
  6. You need to read the rules then. Monster moves are soft moves. On a partial success you may use a soft move on the players. This can genetic deal damage, or it could be monster move. And if the monster’s move is “bite off limb” or “poison foe” the rules say you can do it. If you as a GM don’t want to, that is your choice. But rules say you can do it.

  7. I’m pretty sure monster moves are GM moves. You make them like any other GM move: when a player rolls a miss, when a player hands you a golden opportunity, or when everyone is looking at you to continue the conversation.

    I don’t remember anything being said about monster moves being soft moves. I also don’t remember anything about making soft moves in addition to whatever else the 7-9 result of a move says.

  8. You’re ignoring the GM Agenda and Principles. They are not just fluff, they are rules like any other.

    DW is a game of constrained fiat. The Agenda and Principles are what constrains how you should act in any given moment.

  9. Just because you can do something doesn’t mean you should. If a vampire bit off my warrior’s head when I rolled an 8 on my Hack & Slash move, and you’d given us absolutely no advanced warning about how dangerous the monster was, I’d be really pissed off Patrick Schenk​.

    But back to the OP’s question. I wrote a mind control move for a monster that looked like this:

    When you resist Eisathora’s song of domination, roll+INT. On a 10+, you’re fine. On a 7-9, you take -1 forward as her

    voice clouds your mind. On a miss, you’re Defying Danger to do anything other than follow her commands.

    I specified INT as the stat the player rolls with, as I felt that represented mental fortitude better than WIS.

  10. Sahuagin have an attack/move which is “Bite off a limb”. It’s totally legit to do that on a 7-9 Hack and Slash if it fits the fiction. The relevant principle is “Think dangerous”. However, I agree that instant death without warning is a no-no. It’s hard to see how that fits the “Be a fan of the characters” principle.

  11. You could use strength to Defy Danger against the vampire’s gaze as well!

    “Fighter, the vampire locks eyes with you! You saw it take control of the villager earlier when it gazed into her eyes, what do you do?”

====

• Study questions:
**A)** Return, word for word, the part of the discussion of monster moves starting with "DW is a game" and going on through "follow her commands.".
**B)** Summarize the discussion of monster moves in two sentences.

====

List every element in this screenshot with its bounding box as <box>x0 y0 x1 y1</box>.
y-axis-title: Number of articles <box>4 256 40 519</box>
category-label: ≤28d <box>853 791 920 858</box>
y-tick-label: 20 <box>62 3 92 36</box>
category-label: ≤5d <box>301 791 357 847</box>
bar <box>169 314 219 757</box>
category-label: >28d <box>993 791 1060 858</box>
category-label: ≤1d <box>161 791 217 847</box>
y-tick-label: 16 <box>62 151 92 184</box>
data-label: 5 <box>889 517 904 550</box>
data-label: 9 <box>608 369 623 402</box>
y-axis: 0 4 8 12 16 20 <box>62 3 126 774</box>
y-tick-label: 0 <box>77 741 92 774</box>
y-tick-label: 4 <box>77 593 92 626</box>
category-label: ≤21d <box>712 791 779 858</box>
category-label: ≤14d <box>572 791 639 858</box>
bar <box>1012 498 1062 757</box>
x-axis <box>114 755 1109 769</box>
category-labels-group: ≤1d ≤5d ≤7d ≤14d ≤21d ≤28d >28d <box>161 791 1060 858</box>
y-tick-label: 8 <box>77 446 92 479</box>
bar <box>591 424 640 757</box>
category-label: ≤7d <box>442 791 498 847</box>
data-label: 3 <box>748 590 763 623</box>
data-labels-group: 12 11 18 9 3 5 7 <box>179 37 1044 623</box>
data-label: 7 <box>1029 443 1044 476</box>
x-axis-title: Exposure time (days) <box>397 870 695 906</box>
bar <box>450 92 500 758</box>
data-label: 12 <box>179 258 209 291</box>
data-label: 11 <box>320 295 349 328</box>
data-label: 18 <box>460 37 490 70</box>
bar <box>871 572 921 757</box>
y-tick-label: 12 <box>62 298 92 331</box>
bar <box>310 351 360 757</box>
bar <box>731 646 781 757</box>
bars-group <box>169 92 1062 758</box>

====

• Answers below:
**A)**
DW is a game of constrained fiat. The Agenda and Principles are what constrains how you should act in any given moment.

  9. Just because you can do something doesn’t mean you should. If a vampire bit off my warrior’s head when I rolled an 8 on my Hack & Slash move, and you’d given us absolutely no advanced warning about how dangerous the monster was, I’d be really pissed off Patrick Schenk​.

    But back to the OP’s question. I wrote a mind control move for a monster that looked like this:

    When you resist Eisathora’s song of domination, roll+INT. On a 10+, you’re fine. On a 7-9, you take -1 forward as her

    voice clouds your mind. On a miss, you’re Defying Danger to do anything other than follow her commands.

**B)** Commenters disagree over whether monster moves such as "bite off limb" are soft moves a GM may use on a partial success. Some commenters say the GM Agenda and Principles constrain such choices, and one commenter shares a mind control move rolled with INT because that stat better represents mental fortitude than WIS.